Aşağıdaki verilerin tüm satırlarını, her satır bir dize olacak şekilde bir JSON listesine dönüştür. Boş satırları dahil etme.

→ Konumsal etiketleme verileri:
+ + + + +
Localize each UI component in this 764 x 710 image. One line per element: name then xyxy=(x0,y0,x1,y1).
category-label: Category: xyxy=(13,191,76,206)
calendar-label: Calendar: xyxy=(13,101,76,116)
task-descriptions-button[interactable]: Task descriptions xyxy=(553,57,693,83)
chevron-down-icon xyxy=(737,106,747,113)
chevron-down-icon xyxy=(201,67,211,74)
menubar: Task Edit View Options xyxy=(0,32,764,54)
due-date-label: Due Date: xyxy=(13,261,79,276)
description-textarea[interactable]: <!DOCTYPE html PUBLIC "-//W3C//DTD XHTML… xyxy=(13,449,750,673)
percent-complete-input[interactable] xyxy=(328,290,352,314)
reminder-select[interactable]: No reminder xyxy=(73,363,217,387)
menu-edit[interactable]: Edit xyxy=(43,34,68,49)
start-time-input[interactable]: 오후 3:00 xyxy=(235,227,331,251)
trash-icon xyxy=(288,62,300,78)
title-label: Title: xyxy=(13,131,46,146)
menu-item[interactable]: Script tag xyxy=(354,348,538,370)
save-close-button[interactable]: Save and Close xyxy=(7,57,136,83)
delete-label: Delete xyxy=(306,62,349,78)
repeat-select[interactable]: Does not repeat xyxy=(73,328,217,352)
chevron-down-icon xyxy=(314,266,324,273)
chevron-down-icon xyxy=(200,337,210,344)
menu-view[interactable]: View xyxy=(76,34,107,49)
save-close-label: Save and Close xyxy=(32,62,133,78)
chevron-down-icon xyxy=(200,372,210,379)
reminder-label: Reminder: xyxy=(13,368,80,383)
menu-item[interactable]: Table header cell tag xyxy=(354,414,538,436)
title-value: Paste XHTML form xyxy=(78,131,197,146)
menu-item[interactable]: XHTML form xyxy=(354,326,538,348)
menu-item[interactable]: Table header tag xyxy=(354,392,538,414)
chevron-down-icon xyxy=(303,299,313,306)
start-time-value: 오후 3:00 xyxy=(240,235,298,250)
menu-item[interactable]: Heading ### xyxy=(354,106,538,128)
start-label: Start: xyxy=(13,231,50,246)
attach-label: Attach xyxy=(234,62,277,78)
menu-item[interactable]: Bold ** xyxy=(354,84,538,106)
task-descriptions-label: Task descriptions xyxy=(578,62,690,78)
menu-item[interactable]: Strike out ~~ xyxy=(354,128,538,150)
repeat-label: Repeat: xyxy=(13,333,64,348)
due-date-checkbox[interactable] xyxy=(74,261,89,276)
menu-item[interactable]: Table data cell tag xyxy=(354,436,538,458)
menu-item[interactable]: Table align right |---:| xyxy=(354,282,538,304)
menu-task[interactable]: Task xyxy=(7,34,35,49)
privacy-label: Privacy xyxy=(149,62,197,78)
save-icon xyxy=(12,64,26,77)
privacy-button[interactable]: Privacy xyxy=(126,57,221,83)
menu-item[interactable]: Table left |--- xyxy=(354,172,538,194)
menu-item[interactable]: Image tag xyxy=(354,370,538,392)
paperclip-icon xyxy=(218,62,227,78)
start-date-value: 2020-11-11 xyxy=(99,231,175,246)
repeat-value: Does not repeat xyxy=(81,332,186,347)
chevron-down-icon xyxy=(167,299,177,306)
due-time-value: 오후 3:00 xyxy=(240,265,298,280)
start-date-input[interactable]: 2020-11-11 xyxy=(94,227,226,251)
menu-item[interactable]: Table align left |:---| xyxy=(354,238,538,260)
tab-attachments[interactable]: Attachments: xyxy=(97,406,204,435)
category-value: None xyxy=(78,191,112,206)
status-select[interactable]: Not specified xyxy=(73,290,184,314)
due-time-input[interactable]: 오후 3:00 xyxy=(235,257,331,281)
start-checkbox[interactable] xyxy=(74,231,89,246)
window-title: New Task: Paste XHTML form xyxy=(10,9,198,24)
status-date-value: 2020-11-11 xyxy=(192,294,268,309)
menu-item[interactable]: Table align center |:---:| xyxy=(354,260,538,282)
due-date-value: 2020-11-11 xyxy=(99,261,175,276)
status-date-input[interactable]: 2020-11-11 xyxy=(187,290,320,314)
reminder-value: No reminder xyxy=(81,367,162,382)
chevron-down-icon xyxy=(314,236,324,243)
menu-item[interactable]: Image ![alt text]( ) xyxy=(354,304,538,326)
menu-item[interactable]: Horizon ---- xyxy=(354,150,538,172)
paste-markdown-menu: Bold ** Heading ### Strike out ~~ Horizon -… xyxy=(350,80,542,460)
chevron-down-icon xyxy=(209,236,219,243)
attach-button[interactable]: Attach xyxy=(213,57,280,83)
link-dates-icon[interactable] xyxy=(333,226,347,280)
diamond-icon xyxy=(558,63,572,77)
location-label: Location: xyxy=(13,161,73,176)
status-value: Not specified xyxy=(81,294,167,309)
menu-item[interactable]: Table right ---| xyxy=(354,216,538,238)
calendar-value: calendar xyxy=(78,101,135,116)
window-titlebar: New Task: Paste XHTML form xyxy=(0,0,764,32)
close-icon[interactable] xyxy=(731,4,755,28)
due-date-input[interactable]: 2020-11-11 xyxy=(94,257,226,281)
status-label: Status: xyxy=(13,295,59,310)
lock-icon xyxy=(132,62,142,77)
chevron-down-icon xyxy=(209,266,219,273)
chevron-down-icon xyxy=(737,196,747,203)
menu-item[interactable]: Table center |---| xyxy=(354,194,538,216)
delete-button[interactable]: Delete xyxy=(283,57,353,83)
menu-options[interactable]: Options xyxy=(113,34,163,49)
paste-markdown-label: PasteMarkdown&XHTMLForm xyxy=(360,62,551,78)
+ + + + +
→ Cevap:
[
  "Localize each UI component in this 764 x 710 image. One line per element: name then xyxy=(x0,y0,x1,y1).",
  "category-label: Category: xyxy=(13,191,76,206)",
  "calendar-label: Calendar: xyxy=(13,101,76,116)",
  "task-descriptions-button[interactable]: Task descriptions xyxy=(553,57,693,83)",
  "chevron-down-icon xyxy=(737,106,747,113)",
  "chevron-down-icon xyxy=(201,67,211,74)",
  "menubar: Task Edit View Options xyxy=(0,32,764,54)",
  "due-date-label: Due Date: xyxy=(13,261,79,276)",
  "description-textarea[interactable]: <!DOCTYPE html PUBLIC \"-//W3C//DTD XHTML… xyxy=(13,449,750,673)",
  "percent-complete-input[interactable] xyxy=(328,290,352,314)",
  "reminder-select[interactable]: No reminder xyxy=(73,363,217,387)",
  "menu-edit[interactable]: Edit xyxy=(43,34,68,49)",
  "start-time-input[interactable]: 오후 3:00 xyxy=(235,227,331,251)",
  "trash-icon xyxy=(288,62,300,78)",
  "title-label: Title: xyxy=(13,131,46,146)",
  "menu-item[interactable]: Script tag xyxy=(354,348,538,370)",
  "save-close-button[interactable]: Save and Close xyxy=(7,57,136,83)",
  "delete-label: Delete xyxy=(306,62,349,78)",
  "repeat-select[interactable]: Does not repeat xyxy=(73,328,217,352)",
  "chevron-down-icon xyxy=(314,266,324,273)",
  "chevron-down-icon xyxy=(200,337,210,344)",
  "menu-view[interactable]: View xyxy=(76,34,107,49)",
  "save-close-label: Save and Close xyxy=(32,62,133,78)",
  "chevron-down-icon xyxy=(200,372,210,379)",
  "reminder-label: Reminder: xyxy=(13,368,80,383)",
  "menu-item[interactable]: Table header cell tag xyxy=(354,414,538,436)",
  "title-value: Paste XHTML form xyxy=(78,131,197,146)",
  "menu-item[interactable]: XHTML form xyxy=(354,326,538,348)",
  "menu-item[interactable]: Table header tag xyxy=(354,392,538,414)",
  "chevron-down-icon xyxy=(303,299,313,306)",
  "start-time-value: 오후 3:00 xyxy=(240,235,298,250)",
  "menu-item[interactable]: Heading ### xyxy=(354,106,538,128)",
  "start-label: Start: xyxy=(13,231,50,246)",
  "attach-label: Attach xyxy=(234,62,277,78)",
  "menu-item[interactable]: Bold ** xyxy=(354,84,538,106)",
  "task-descriptions-label: Task descriptions xyxy=(578,62,690,78)",
  "menu-item[interactable]: Strike out ~~ xyxy=(354,128,538,150)",
  "repeat-label: Repeat: xyxy=(13,333,64,348)",
  "due-date-checkbox[interactable] xyxy=(74,261,89,276)",
  "menu-item[interactable]: Table data cell tag xyxy=(354,436,538,458)",
  "menu-item[interactable]: Table align right |---:| xyxy=(354,282,538,304)",
  "menu-task[interactable]: Task xyxy=(7,34,35,49)",
  "privacy-label: Privacy xyxy=(149,62,197,78)",
  "save-icon xyxy=(12,64,26,77)",
  "privacy-button[interactable]: Privacy xyxy=(126,57,221,83)",
  "menu-item[interactable]: Table left |--- xyxy=(354,172,538,194)",
  "menu-item[interactable]: Image tag xyxy=(354,370,538,392)",
  "paperclip-icon xyxy=(218,62,227,78)",
  "start-date-value: 2020-11-11 xyxy=(99,231,175,246)",
  "repeat-value: Does not repeat xyxy=(81,332,186,347)",
  "chevron-down-icon xyxy=(167,299,177,306)",
  "due-time-value: 오후 3:00 xyxy=(240,265,298,280)",
  "start-date-input[interactable]: 2020-11-11 xyxy=(94,227,226,251)",
  "menu-item[interactable]: Table align left |:---| xyxy=(354,238,538,260)",
  "tab-attachments[interactable]: Attachments: xyxy=(97,406,204,435)",
  "category-value: None xyxy=(78,191,112,206)",
  "status-select[interactable]: Not specified xyxy=(73,290,184,314)",
  "due-time-input[interactable]: 오후 3:00 xyxy=(235,257,331,281)",
  "start-checkbox[interactable] xyxy=(74,231,89,246)",
  "window-title: New Task: Paste XHTML form xyxy=(10,9,198,24)",
  "status-date-value: 2020-11-11 xyxy=(192,294,268,309)",
  "menu-item[interactable]: Table align center |:---:| xyxy=(354,260,538,282)",
  "due-date-value: 2020-11-11 xyxy=(99,261,175,276)",
  "status-date-input[interactable]: 2020-11-11 xyxy=(187,290,320,314)",
  "reminder-value: No reminder xyxy=(81,367,162,382)",
  "chevron-down-icon xyxy=(314,236,324,243)",
  "menu-item[interactable]: Image ![alt text]( ) xyxy=(354,304,538,326)",
  "menu-item[interactable]: Horizon ---- xyxy=(354,150,538,172)",
  "paste-markdown-menu: Bold ** Heading ### Strike out ~~ Horizon -… xyxy=(350,80,542,460)",
  "chevron-down-icon xyxy=(209,236,219,243)",
  "attach-button[interactable]: Attach xyxy=(213,57,280,83)",
  "link-dates-icon[interactable] xyxy=(333,226,347,280)",
  "diamond-icon xyxy=(558,63,572,77)",
  "location-label: Location: xyxy=(13,161,73,176)",
  "status-value: Not specified xyxy=(81,294,167,309)",
  "menu-item[interactable]: Table right ---| xyxy=(354,216,538,238)",
  "calendar-value: calendar xyxy=(78,101,135,116)",
  "window-titlebar: New Task: Paste XHTML form xyxy=(0,0,764,32)",
  "close-icon[interactable] xyxy=(731,4,755,28)",
  "due-date-input[interactable]: 2020-11-11 xyxy=(94,257,226,281)",
  "status-label: Status: xyxy=(13,295,59,310)",
  "lock-icon xyxy=(132,62,142,77)",
  "chevron-down-icon xyxy=(209,266,219,273)",
  "chevron-down-icon xyxy=(737,196,747,203)",
  "menu-item[interactable]: Table center |---| xyxy=(354,194,538,216)",
  "delete-button[interactable]: Delete xyxy=(283,57,353,83)",
  "menu-options[interactable]: Options xyxy=(113,34,163,49)",
  "paste-markdown-label: PasteMarkdown&XHTMLForm xyxy=(360,62,551,78)"
]